- _Goal_
Gather up every line that includes the string "Comments".

--- BEGIN ---

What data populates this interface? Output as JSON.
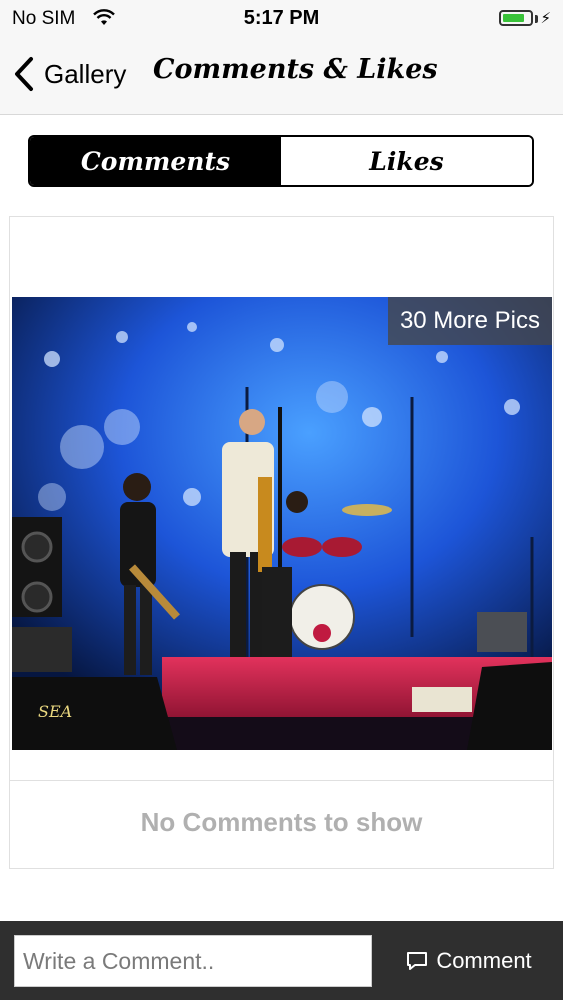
{
  "status_bar": {
    "carrier": "No SIM",
    "time": "5:17 PM",
    "battery_level": 0.8,
    "battery_color": "#3ac33a"
  },
  "nav": {
    "back_label": "Gallery",
    "title": "Comments & Likes"
  },
  "tabs": [
    {
      "label": "Comments",
      "active": true
    },
    {
      "label": "Likes",
      "active": false
    }
  ],
  "post": {
    "more_pics_label": "30 More Pics",
    "photo_subject": "band performing on stage",
    "empty_comments_text": "No Comments to show"
  },
  "composer": {
    "placeholder": "Write a Comment..",
    "button_label": "Comment",
    "button_icon": "speech-bubble-icon"
  }
}
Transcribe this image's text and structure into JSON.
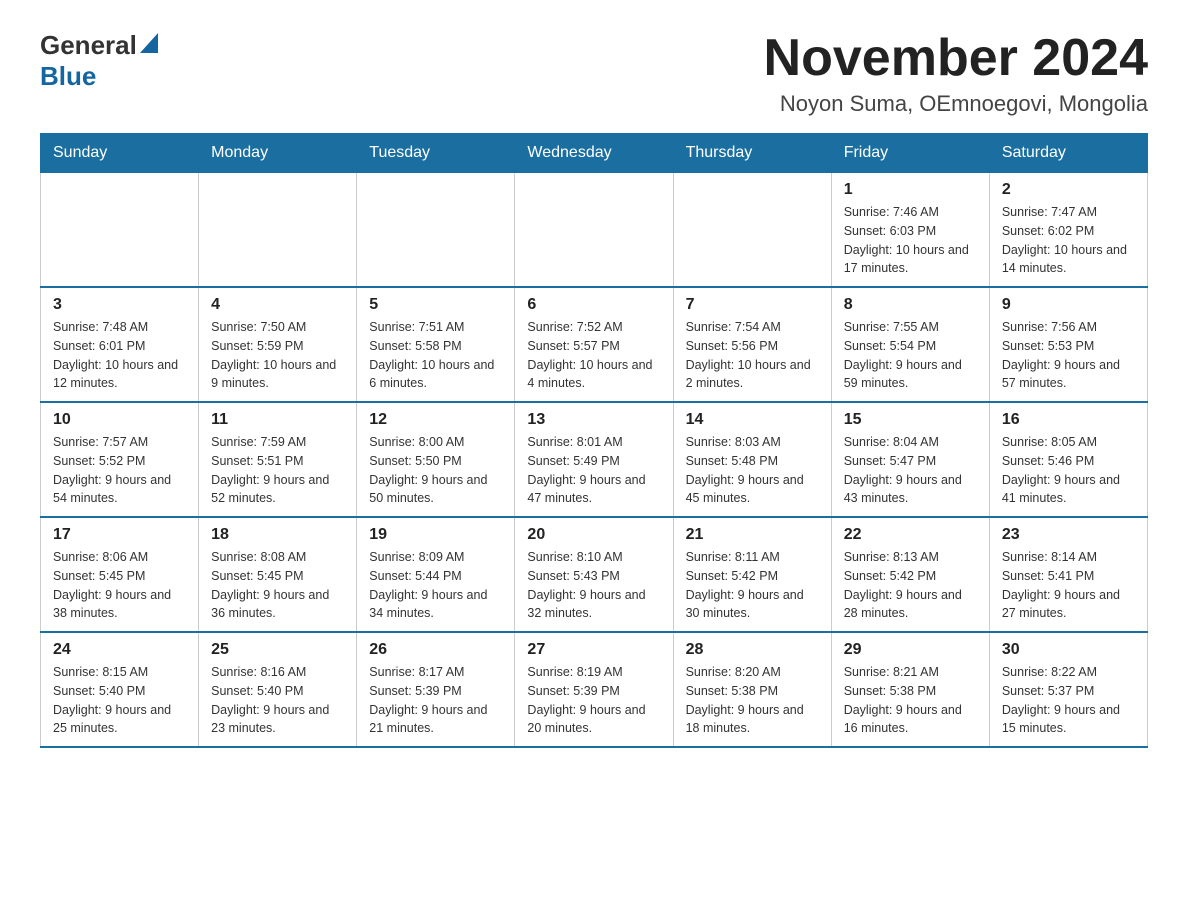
{
  "header": {
    "logo_general": "General",
    "logo_blue": "Blue",
    "month_title": "November 2024",
    "location": "Noyon Suma, OEmnoegovi, Mongolia"
  },
  "weekdays": [
    "Sunday",
    "Monday",
    "Tuesday",
    "Wednesday",
    "Thursday",
    "Friday",
    "Saturday"
  ],
  "weeks": [
    [
      {
        "day": "",
        "sunrise": "",
        "sunset": "",
        "daylight": ""
      },
      {
        "day": "",
        "sunrise": "",
        "sunset": "",
        "daylight": ""
      },
      {
        "day": "",
        "sunrise": "",
        "sunset": "",
        "daylight": ""
      },
      {
        "day": "",
        "sunrise": "",
        "sunset": "",
        "daylight": ""
      },
      {
        "day": "",
        "sunrise": "",
        "sunset": "",
        "daylight": ""
      },
      {
        "day": "1",
        "sunrise": "Sunrise: 7:46 AM",
        "sunset": "Sunset: 6:03 PM",
        "daylight": "Daylight: 10 hours and 17 minutes."
      },
      {
        "day": "2",
        "sunrise": "Sunrise: 7:47 AM",
        "sunset": "Sunset: 6:02 PM",
        "daylight": "Daylight: 10 hours and 14 minutes."
      }
    ],
    [
      {
        "day": "3",
        "sunrise": "Sunrise: 7:48 AM",
        "sunset": "Sunset: 6:01 PM",
        "daylight": "Daylight: 10 hours and 12 minutes."
      },
      {
        "day": "4",
        "sunrise": "Sunrise: 7:50 AM",
        "sunset": "Sunset: 5:59 PM",
        "daylight": "Daylight: 10 hours and 9 minutes."
      },
      {
        "day": "5",
        "sunrise": "Sunrise: 7:51 AM",
        "sunset": "Sunset: 5:58 PM",
        "daylight": "Daylight: 10 hours and 6 minutes."
      },
      {
        "day": "6",
        "sunrise": "Sunrise: 7:52 AM",
        "sunset": "Sunset: 5:57 PM",
        "daylight": "Daylight: 10 hours and 4 minutes."
      },
      {
        "day": "7",
        "sunrise": "Sunrise: 7:54 AM",
        "sunset": "Sunset: 5:56 PM",
        "daylight": "Daylight: 10 hours and 2 minutes."
      },
      {
        "day": "8",
        "sunrise": "Sunrise: 7:55 AM",
        "sunset": "Sunset: 5:54 PM",
        "daylight": "Daylight: 9 hours and 59 minutes."
      },
      {
        "day": "9",
        "sunrise": "Sunrise: 7:56 AM",
        "sunset": "Sunset: 5:53 PM",
        "daylight": "Daylight: 9 hours and 57 minutes."
      }
    ],
    [
      {
        "day": "10",
        "sunrise": "Sunrise: 7:57 AM",
        "sunset": "Sunset: 5:52 PM",
        "daylight": "Daylight: 9 hours and 54 minutes."
      },
      {
        "day": "11",
        "sunrise": "Sunrise: 7:59 AM",
        "sunset": "Sunset: 5:51 PM",
        "daylight": "Daylight: 9 hours and 52 minutes."
      },
      {
        "day": "12",
        "sunrise": "Sunrise: 8:00 AM",
        "sunset": "Sunset: 5:50 PM",
        "daylight": "Daylight: 9 hours and 50 minutes."
      },
      {
        "day": "13",
        "sunrise": "Sunrise: 8:01 AM",
        "sunset": "Sunset: 5:49 PM",
        "daylight": "Daylight: 9 hours and 47 minutes."
      },
      {
        "day": "14",
        "sunrise": "Sunrise: 8:03 AM",
        "sunset": "Sunset: 5:48 PM",
        "daylight": "Daylight: 9 hours and 45 minutes."
      },
      {
        "day": "15",
        "sunrise": "Sunrise: 8:04 AM",
        "sunset": "Sunset: 5:47 PM",
        "daylight": "Daylight: 9 hours and 43 minutes."
      },
      {
        "day": "16",
        "sunrise": "Sunrise: 8:05 AM",
        "sunset": "Sunset: 5:46 PM",
        "daylight": "Daylight: 9 hours and 41 minutes."
      }
    ],
    [
      {
        "day": "17",
        "sunrise": "Sunrise: 8:06 AM",
        "sunset": "Sunset: 5:45 PM",
        "daylight": "Daylight: 9 hours and 38 minutes."
      },
      {
        "day": "18",
        "sunrise": "Sunrise: 8:08 AM",
        "sunset": "Sunset: 5:45 PM",
        "daylight": "Daylight: 9 hours and 36 minutes."
      },
      {
        "day": "19",
        "sunrise": "Sunrise: 8:09 AM",
        "sunset": "Sunset: 5:44 PM",
        "daylight": "Daylight: 9 hours and 34 minutes."
      },
      {
        "day": "20",
        "sunrise": "Sunrise: 8:10 AM",
        "sunset": "Sunset: 5:43 PM",
        "daylight": "Daylight: 9 hours and 32 minutes."
      },
      {
        "day": "21",
        "sunrise": "Sunrise: 8:11 AM",
        "sunset": "Sunset: 5:42 PM",
        "daylight": "Daylight: 9 hours and 30 minutes."
      },
      {
        "day": "22",
        "sunrise": "Sunrise: 8:13 AM",
        "sunset": "Sunset: 5:42 PM",
        "daylight": "Daylight: 9 hours and 28 minutes."
      },
      {
        "day": "23",
        "sunrise": "Sunrise: 8:14 AM",
        "sunset": "Sunset: 5:41 PM",
        "daylight": "Daylight: 9 hours and 27 minutes."
      }
    ],
    [
      {
        "day": "24",
        "sunrise": "Sunrise: 8:15 AM",
        "sunset": "Sunset: 5:40 PM",
        "daylight": "Daylight: 9 hours and 25 minutes."
      },
      {
        "day": "25",
        "sunrise": "Sunrise: 8:16 AM",
        "sunset": "Sunset: 5:40 PM",
        "daylight": "Daylight: 9 hours and 23 minutes."
      },
      {
        "day": "26",
        "sunrise": "Sunrise: 8:17 AM",
        "sunset": "Sunset: 5:39 PM",
        "daylight": "Daylight: 9 hours and 21 minutes."
      },
      {
        "day": "27",
        "sunrise": "Sunrise: 8:19 AM",
        "sunset": "Sunset: 5:39 PM",
        "daylight": "Daylight: 9 hours and 20 minutes."
      },
      {
        "day": "28",
        "sunrise": "Sunrise: 8:20 AM",
        "sunset": "Sunset: 5:38 PM",
        "daylight": "Daylight: 9 hours and 18 minutes."
      },
      {
        "day": "29",
        "sunrise": "Sunrise: 8:21 AM",
        "sunset": "Sunset: 5:38 PM",
        "daylight": "Daylight: 9 hours and 16 minutes."
      },
      {
        "day": "30",
        "sunrise": "Sunrise: 8:22 AM",
        "sunset": "Sunset: 5:37 PM",
        "daylight": "Daylight: 9 hours and 15 minutes."
      }
    ]
  ]
}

--- END ---

- _Answer_
    "title": "Comments & Likes"
      "label": "Comments",
    "empty_comments_text": "No Comments to show"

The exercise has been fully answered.